Задание 1>
Каково, согласно древнему китайскому учению, предназначение танца и музыки во фрагменте текста ниже?

Фрагмент текста>
● ● ● ● ●

Такие примеры можно заимствовать чуть не в каждом уголке земли. Согласно древнему китайскому учению, предназначение танца и музыки — удерживать мир в его колее и обуздывать природу во благо людей. От состязаний на праздниках, приуроченных ко времени года, зависит удача в течение всего объемлющего эти четыре периода срока. Если люди не сойдутся все вместе, урожая не будет2.
Священнодействие — это δρωμενον (дроменон), то есть свершаемое.
Представляемое зрителю — δράμα (др а ма), то есть действие, неважно,
происходит ли оно в форме показа или же состязания13*. Такое действие представляет собою некое космическое событие, однако не только в виде его репрезентации, но и как отождествление с ним. Оно вторит событию. Культовый обряд позволяет вызвать эффект, образно представленный в действии. Его функция — не простое подражание, но способ стать частью, участие в действии3. Это — “helping the action out”4 [“вызволение действия”].
Наука о культуре не задается вопросом, каким образом психология понимает духовный процесс, который находит выражение в этих явлениях. Психология, возможно, попытается разделаться с потребностью, приводящей к таким представлениям, как с “identification compen-
satrice” [“компенсирующим отождествлением”] или как с “репрезентативным действием при невозможности выполнить настоящее действие, направленное на определенную цель”5. Для науки о культуре важно понять, что означают эти образные представления в духовной жизни тех народов, которые творят их и почитают.
Мы затрагиваем здесь основы науки о религии, вопрос о сущности культа, обряда, мистерии. Древнеиндийский обряд жертвоприношения, известный по Ведам 14*, целиком покоится на идее, что культовое действие, будь то жертва, состязание или представление, понуждает богов дать ему совершиться, если только некое желаемое космическое событие представить, передать, вообразить в ритуале. Для античного мира эти взаимосвязи убедительно разрабатывает в своей книге Themis, A Study of the social origins of Greek religion 6[ Фемида, Исследование социальных истоков греческой религии ] мисс Дж. Э. Харрисон, исходя из боевого танца куретов на Крите15*. Не вдаваясь во все историко-религиозные вопросы, обусловленные этой темой, рассмотрим поближе игровой характер архаического культового действа.

● ● ● ● ●

Данные разметки макета>
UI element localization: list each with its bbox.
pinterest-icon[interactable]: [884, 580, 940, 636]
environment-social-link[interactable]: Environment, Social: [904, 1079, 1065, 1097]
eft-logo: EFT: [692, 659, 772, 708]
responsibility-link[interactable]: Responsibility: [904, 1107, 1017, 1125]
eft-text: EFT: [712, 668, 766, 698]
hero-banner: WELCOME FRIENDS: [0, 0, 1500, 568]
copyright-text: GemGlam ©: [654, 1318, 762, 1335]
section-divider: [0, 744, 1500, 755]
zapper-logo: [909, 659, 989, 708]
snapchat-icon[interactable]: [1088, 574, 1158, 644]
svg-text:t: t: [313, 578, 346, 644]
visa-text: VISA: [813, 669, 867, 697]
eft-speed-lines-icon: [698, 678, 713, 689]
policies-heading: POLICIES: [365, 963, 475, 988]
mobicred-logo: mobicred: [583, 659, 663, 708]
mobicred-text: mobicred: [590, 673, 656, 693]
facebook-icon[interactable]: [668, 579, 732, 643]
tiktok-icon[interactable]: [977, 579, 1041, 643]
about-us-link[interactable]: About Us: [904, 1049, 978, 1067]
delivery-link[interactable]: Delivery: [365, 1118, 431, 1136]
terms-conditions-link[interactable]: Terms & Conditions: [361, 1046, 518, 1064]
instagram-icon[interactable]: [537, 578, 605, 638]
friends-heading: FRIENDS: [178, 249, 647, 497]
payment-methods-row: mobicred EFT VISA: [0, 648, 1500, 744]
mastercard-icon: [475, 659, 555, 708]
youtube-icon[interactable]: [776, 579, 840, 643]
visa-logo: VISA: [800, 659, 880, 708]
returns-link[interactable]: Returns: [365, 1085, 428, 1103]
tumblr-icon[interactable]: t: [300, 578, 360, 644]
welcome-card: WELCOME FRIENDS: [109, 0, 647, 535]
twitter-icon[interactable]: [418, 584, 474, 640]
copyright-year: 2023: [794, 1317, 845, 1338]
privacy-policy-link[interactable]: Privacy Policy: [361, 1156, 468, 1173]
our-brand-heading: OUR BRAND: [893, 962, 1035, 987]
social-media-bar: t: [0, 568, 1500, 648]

● ● ● ● ●

Задание 2>
Перепишите дословно записи от самого начала до строки с «tiktok-icon[interactable]: [977, 579, 1041, 643]» включительно.

Результат выполнения 1>
Удерживать мир в его колее и обуздывать природу во благо людей.

Результат выполнения 2>
UI element localization: list each with its bbox.
pinterest-icon[interactable]: [884, 580, 940, 636]
environment-social-link[interactable]: Environment, Social: [904, 1079, 1065, 1097]
eft-logo: EFT: [692, 659, 772, 708]
responsibility-link[interactable]: Responsibility: [904, 1107, 1017, 1125]
eft-text: EFT: [712, 668, 766, 698]
hero-banner: WELCOME FRIENDS: [0, 0, 1500, 568]
copyright-text: GemGlam ©: [654, 1318, 762, 1335]
section-divider: [0, 744, 1500, 755]
zapper-logo: [909, 659, 989, 708]
snapchat-icon[interactable]: [1088, 574, 1158, 644]
svg-text:t: t: [313, 578, 346, 644]
visa-text: VISA: [813, 669, 867, 697]
eft-speed-lines-icon: [698, 678, 713, 689]
policies-heading: POLICIES: [365, 963, 475, 988]
mobicred-logo: mobicred: [583, 659, 663, 708]
mobicred-text: mobicred: [590, 673, 656, 693]
facebook-icon[interactable]: [668, 579, 732, 643]
tiktok-icon[interactable]: [977, 579, 1041, 643]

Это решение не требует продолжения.